→ **Records shown**:
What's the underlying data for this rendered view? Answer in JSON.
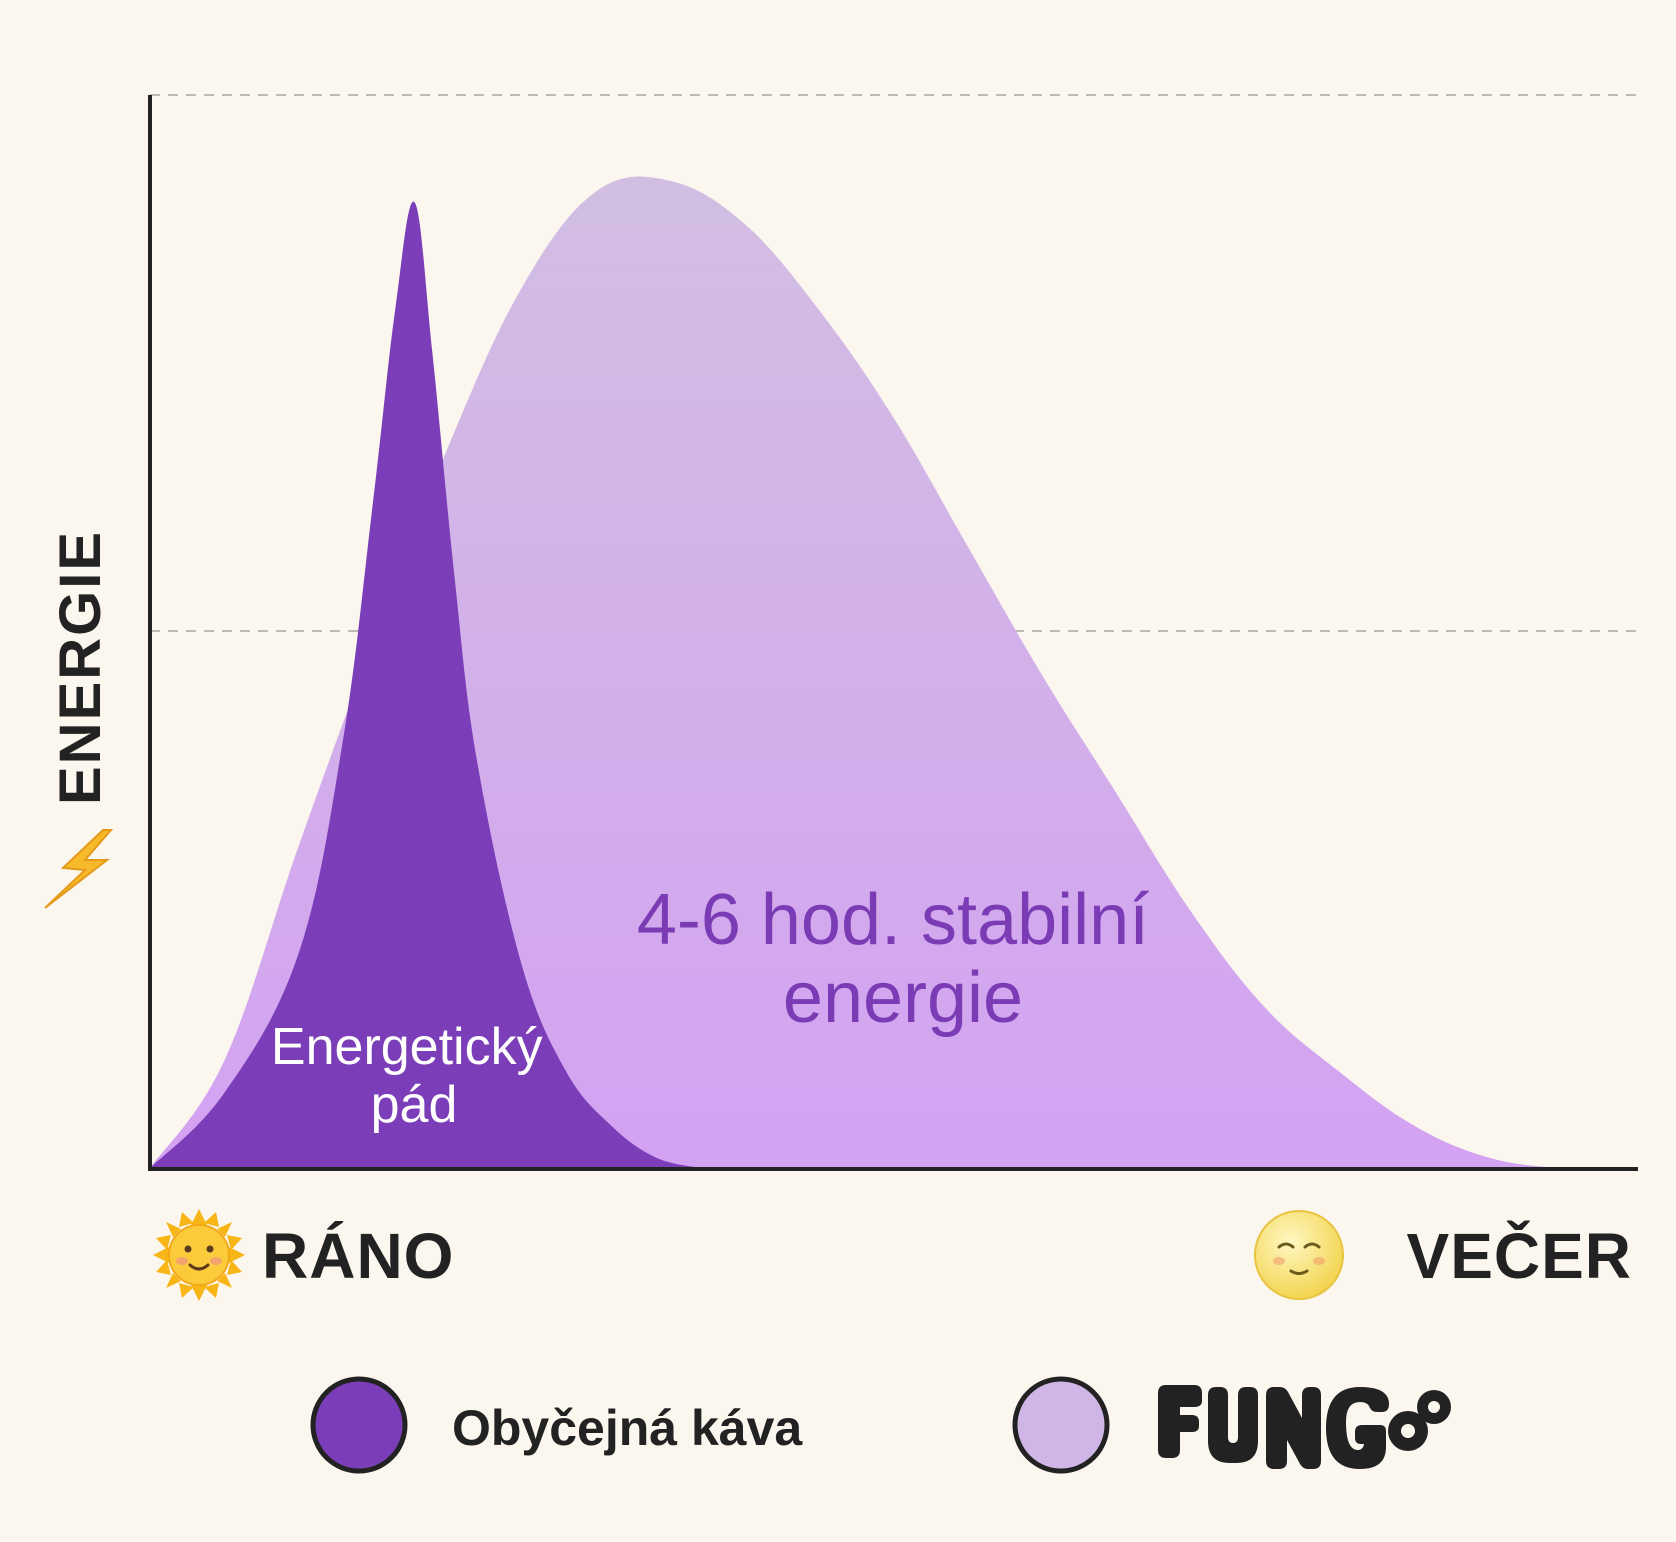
{
  "chart_data": {
    "type": "area",
    "ylabel": "ENERGIE",
    "x_start_label": "RÁNO",
    "x_end_label": "VEČER",
    "xlim": [
      0,
      100
    ],
    "ylim": [
      0,
      100
    ],
    "grid": "horizontal dashed",
    "series": [
      {
        "name": "FUNGEE",
        "color": "#D0B6E6",
        "x": [
          0,
          5,
          10,
          15,
          20,
          25,
          30,
          35,
          40,
          45,
          50,
          55,
          60,
          65,
          70,
          75,
          80,
          85,
          90,
          95,
          100
        ],
        "values": [
          0,
          10,
          30,
          49,
          67,
          82,
          91,
          92,
          88,
          80,
          70,
          58,
          46,
          35,
          24,
          15,
          9,
          4,
          1,
          0,
          0
        ]
      },
      {
        "name": "Obyčejná káva",
        "color": "#7B3EB8",
        "x": [
          0,
          5,
          10,
          13,
          15,
          16.5,
          17.8,
          19,
          20.5,
          22,
          25,
          28,
          31,
          34,
          37
        ],
        "values": [
          0,
          7,
          20,
          40,
          62,
          80,
          90,
          76,
          55,
          38,
          19,
          9,
          4,
          1,
          0
        ]
      }
    ],
    "annotations": [
      {
        "lines": [
          "Energetický",
          "pád"
        ],
        "x": 17.8,
        "y": 12
      },
      {
        "lines": [
          "4-6 hod. stabilní",
          "energie"
        ],
        "x": 50,
        "y": 22
      }
    ]
  },
  "icons": {
    "ylabel_icon": "lightning-icon",
    "start_icon": "sun-face-icon",
    "end_icon": "full-moon-face-icon"
  },
  "legend": [
    {
      "label": "Obyčejná káva",
      "color": "#7B3EB8"
    },
    {
      "label": "FUNGEE",
      "color": "#D0B6E6"
    }
  ]
}
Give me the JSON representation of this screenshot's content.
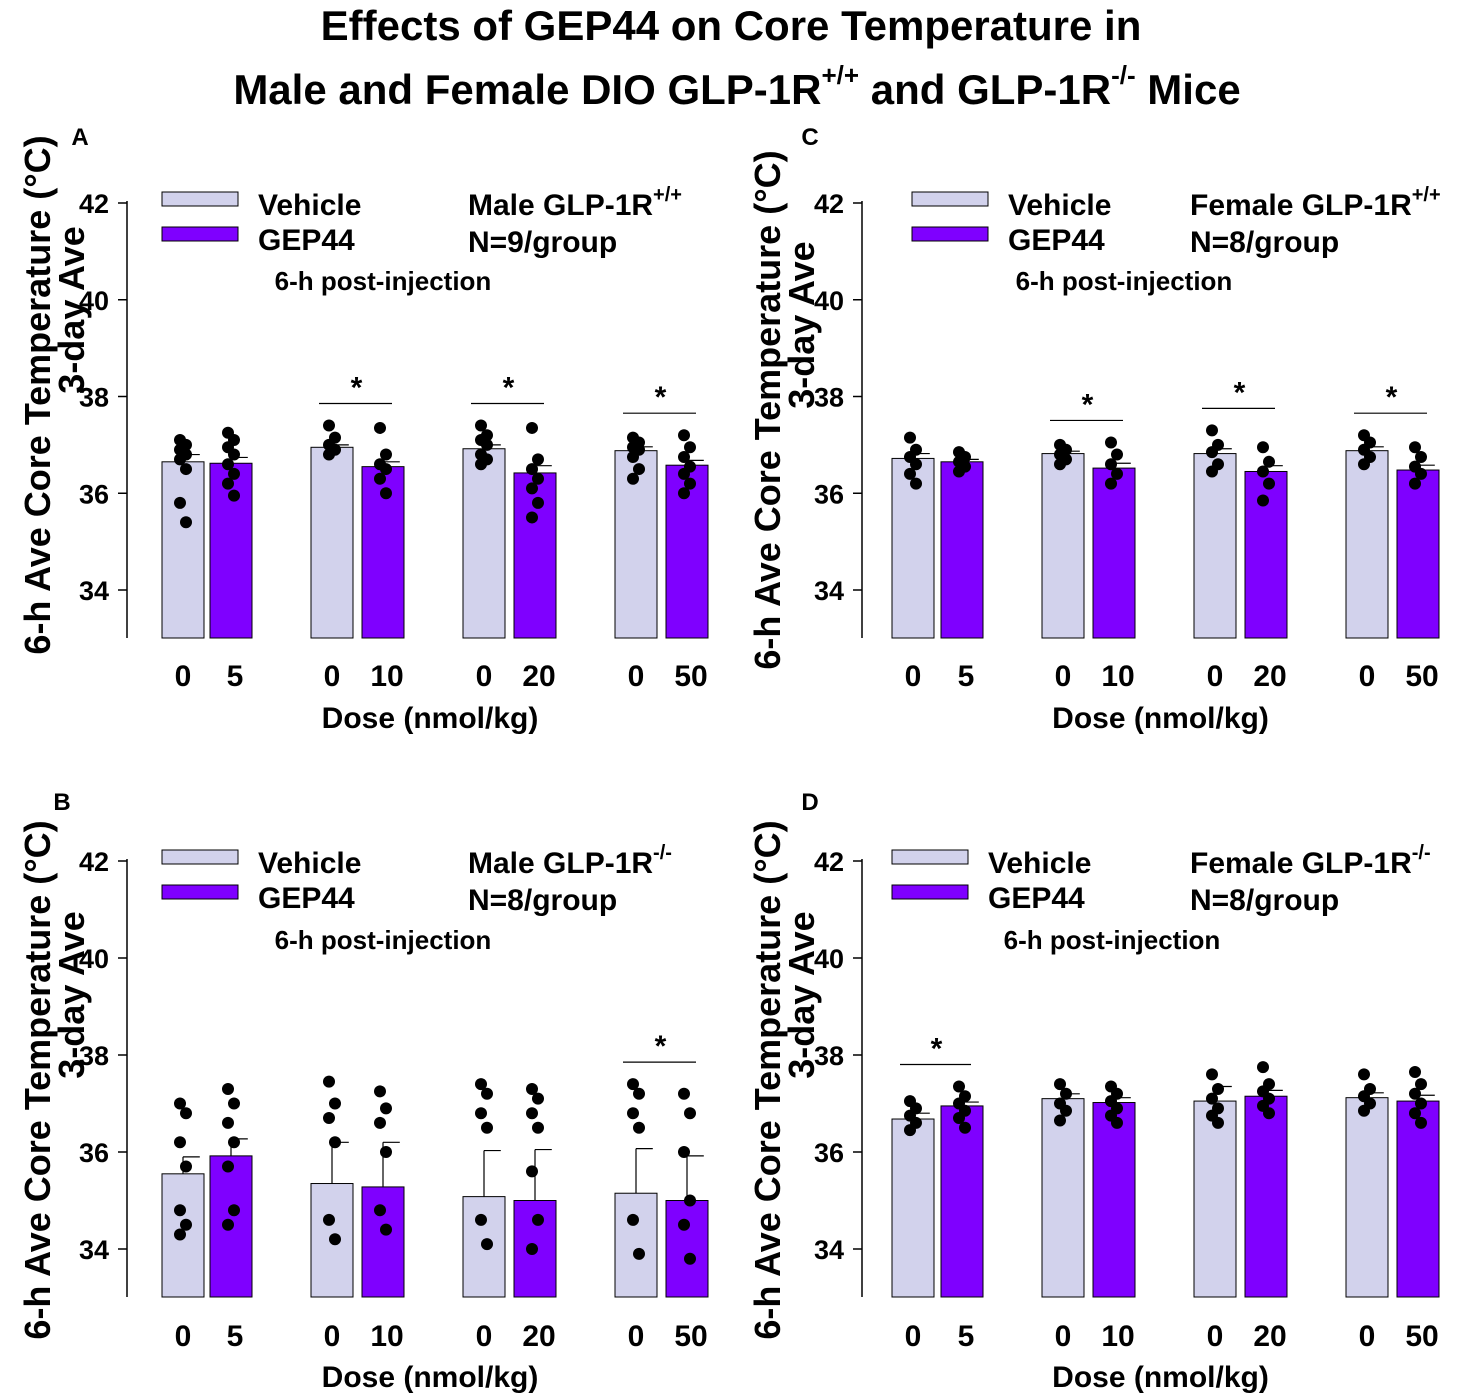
{
  "figure": {
    "title_line1": "Effects of GEP44 on Core Temperature in",
    "title_line2_a": "Male and Female DIO GLP-1R",
    "title_line2_sup1": "+/+",
    "title_line2_b": " and GLP-1R",
    "title_line2_sup2": "-/-",
    "title_line2_c": " Mice"
  },
  "colors": {
    "vehicle": "#d2d2ec",
    "gep44": "#7f00ff",
    "dot": "#000000"
  },
  "chart_data": [
    {
      "panel": "A",
      "type": "bar",
      "ylabel_1": "6-h Ave Core Temperature (°C)",
      "ylabel_2": "3-day Ave",
      "xlabel": "Dose (nmol/kg)",
      "ylim": [
        33,
        42
      ],
      "yticks": [
        34,
        36,
        38,
        40,
        42
      ],
      "legend": [
        "Vehicle",
        "GEP44"
      ],
      "group_base": "Male GLP-1R",
      "group_sup": "+/+",
      "n_label": "N=9/group",
      "note": "6-h post-injection",
      "pairs": [
        {
          "labels": [
            "0",
            "5"
          ],
          "means": [
            36.65,
            36.62
          ],
          "errors": [
            0.15,
            0.12
          ],
          "sig": false,
          "points": [
            [
              37.1,
              37.0,
              36.9,
              36.8,
              36.7,
              36.5,
              35.8,
              35.4
            ],
            [
              37.25,
              37.1,
              36.95,
              36.8,
              36.6,
              36.4,
              36.2,
              35.95
            ]
          ]
        },
        {
          "labels": [
            "0",
            "10"
          ],
          "means": [
            36.95,
            36.55
          ],
          "errors": [
            0.05,
            0.1
          ],
          "sig": true,
          "points": [
            [
              37.4,
              37.15,
              37.0,
              36.9,
              36.8
            ],
            [
              37.35,
              36.8,
              36.6,
              36.5,
              36.3,
              36.0
            ]
          ]
        },
        {
          "labels": [
            "0",
            "20"
          ],
          "means": [
            36.92,
            36.42
          ],
          "errors": [
            0.08,
            0.15
          ],
          "sig": true,
          "points": [
            [
              37.4,
              37.2,
              37.1,
              37.0,
              36.8,
              36.7,
              36.6
            ],
            [
              37.35,
              36.7,
              36.5,
              36.3,
              36.1,
              35.8,
              35.5
            ]
          ]
        },
        {
          "labels": [
            "0",
            "50"
          ],
          "means": [
            36.88,
            36.58
          ],
          "errors": [
            0.08,
            0.1
          ],
          "sig": true,
          "points": [
            [
              37.15,
              37.05,
              36.95,
              36.9,
              36.75,
              36.5,
              36.3
            ],
            [
              37.2,
              36.95,
              36.75,
              36.55,
              36.4,
              36.2,
              36.0
            ]
          ]
        }
      ]
    },
    {
      "panel": "C",
      "type": "bar",
      "ylabel_1": "6-h Ave Core Temperature (°C)",
      "ylabel_2": "3-day Ave",
      "xlabel": "Dose (nmol/kg)",
      "ylim": [
        33,
        42
      ],
      "yticks": [
        34,
        36,
        38,
        40,
        42
      ],
      "legend": [
        "Vehicle",
        "GEP44"
      ],
      "group_base": "Female GLP-1R",
      "group_sup": "+/+",
      "n_label": "N=8/group",
      "note": "6-h post-injection",
      "pairs": [
        {
          "labels": [
            "0",
            "5"
          ],
          "means": [
            36.72,
            36.65
          ],
          "errors": [
            0.1,
            0.05
          ],
          "sig": false,
          "points": [
            [
              37.15,
              36.9,
              36.75,
              36.6,
              36.4,
              36.2
            ],
            [
              36.85,
              36.75,
              36.65,
              36.55,
              36.45
            ]
          ]
        },
        {
          "labels": [
            "0",
            "10"
          ],
          "means": [
            36.82,
            36.52
          ],
          "errors": [
            0.05,
            0.1
          ],
          "sig": true,
          "points": [
            [
              37.0,
              36.9,
              36.8,
              36.7,
              36.6
            ],
            [
              37.05,
              36.8,
              36.6,
              36.4,
              36.2
            ]
          ]
        },
        {
          "labels": [
            "0",
            "20"
          ],
          "means": [
            36.82,
            36.45
          ],
          "errors": [
            0.1,
            0.12
          ],
          "sig": true,
          "points": [
            [
              37.3,
              37.0,
              36.85,
              36.6,
              36.45
            ],
            [
              36.95,
              36.65,
              36.45,
              36.2,
              35.85
            ]
          ]
        },
        {
          "labels": [
            "0",
            "50"
          ],
          "means": [
            36.88,
            36.48
          ],
          "errors": [
            0.08,
            0.1
          ],
          "sig": true,
          "points": [
            [
              37.2,
              37.05,
              36.9,
              36.75,
              36.6
            ],
            [
              36.95,
              36.75,
              36.55,
              36.4,
              36.2
            ]
          ]
        }
      ]
    },
    {
      "panel": "B",
      "type": "bar",
      "ylabel_1": "6-h Ave Core Temperature (°C)",
      "ylabel_2": "3-day Ave",
      "xlabel": "Dose (nmol/kg)",
      "ylim": [
        33,
        42
      ],
      "yticks": [
        34,
        36,
        38,
        40,
        42
      ],
      "legend": [
        "Vehicle",
        "GEP44"
      ],
      "group_base": "Male GLP-1R",
      "group_sup": "-/-",
      "n_label": "N=8/group",
      "note": "6-h post-injection",
      "pairs": [
        {
          "labels": [
            "0",
            "5"
          ],
          "means": [
            35.55,
            35.92
          ],
          "errors": [
            0.35,
            0.35
          ],
          "sig": false,
          "points": [
            [
              37.0,
              36.8,
              36.2,
              35.7,
              34.8,
              34.5,
              34.3
            ],
            [
              37.3,
              37.0,
              36.6,
              36.2,
              35.7,
              34.8,
              34.5
            ]
          ]
        },
        {
          "labels": [
            "0",
            "10"
          ],
          "means": [
            35.35,
            35.28
          ],
          "errors": [
            0.85,
            0.92
          ],
          "sig": false,
          "points": [
            [
              37.45,
              37.0,
              36.7,
              36.2,
              34.6,
              34.2
            ],
            [
              37.25,
              36.9,
              36.6,
              36.0,
              34.8,
              34.4
            ]
          ]
        },
        {
          "labels": [
            "0",
            "20"
          ],
          "means": [
            35.08,
            35.0
          ],
          "errors": [
            0.95,
            1.05
          ],
          "sig": false,
          "points": [
            [
              37.4,
              37.2,
              36.8,
              36.5,
              34.6,
              34.1
            ],
            [
              37.3,
              37.1,
              36.8,
              36.5,
              35.6,
              34.6,
              34.0
            ]
          ]
        },
        {
          "labels": [
            "0",
            "50"
          ],
          "means": [
            35.15,
            35.0
          ],
          "errors": [
            0.92,
            0.92
          ],
          "sig": true,
          "points": [
            [
              37.4,
              37.2,
              36.8,
              36.5,
              34.6,
              33.9
            ],
            [
              37.2,
              36.8,
              36.0,
              35.0,
              34.5,
              33.8
            ]
          ]
        }
      ]
    },
    {
      "panel": "D",
      "type": "bar",
      "ylabel_1": "6-h Ave Core Temperature (°C)",
      "ylabel_2": "3-day Ave",
      "xlabel": "Dose (nmol/kg)",
      "ylim": [
        33,
        42
      ],
      "yticks": [
        34,
        36,
        38,
        40,
        42
      ],
      "legend": [
        "Vehicle",
        "GEP44"
      ],
      "group_base": "Female GLP-1R",
      "group_sup": "-/-",
      "n_label": "N=8/group",
      "note": "6-h post-injection",
      "pairs": [
        {
          "labels": [
            "0",
            "5"
          ],
          "means": [
            36.68,
            36.95
          ],
          "errors": [
            0.12,
            0.08
          ],
          "sig": true,
          "points": [
            [
              37.05,
              36.9,
              36.75,
              36.6,
              36.45
            ],
            [
              37.35,
              37.15,
              37.0,
              36.85,
              36.7,
              36.5
            ]
          ]
        },
        {
          "labels": [
            "0",
            "10"
          ],
          "means": [
            37.1,
            37.02
          ],
          "errors": [
            0.1,
            0.1
          ],
          "sig": false,
          "points": [
            [
              37.4,
              37.2,
              37.0,
              36.85,
              36.65
            ],
            [
              37.35,
              37.2,
              37.05,
              36.9,
              36.75,
              36.6
            ]
          ]
        },
        {
          "labels": [
            "0",
            "20"
          ],
          "means": [
            37.05,
            37.15
          ],
          "errors": [
            0.3,
            0.12
          ],
          "sig": false,
          "points": [
            [
              37.6,
              37.3,
              37.1,
              36.9,
              36.75,
              36.6
            ],
            [
              37.75,
              37.4,
              37.25,
              37.1,
              36.95,
              36.8
            ]
          ]
        },
        {
          "labels": [
            "0",
            "50"
          ],
          "means": [
            37.12,
            37.05
          ],
          "errors": [
            0.1,
            0.12
          ],
          "sig": false,
          "points": [
            [
              37.6,
              37.3,
              37.15,
              37.0,
              36.85
            ],
            [
              37.65,
              37.4,
              37.2,
              37.0,
              36.8,
              36.6
            ]
          ]
        }
      ]
    }
  ]
}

→ **The exercise**: Check each line of the records above for the string "JSON", and report every line that has it.

→ **Reply**:
What's the underlying data for this rendered view? Answer in JSON.
Give me the JSON representation of this screenshot's content.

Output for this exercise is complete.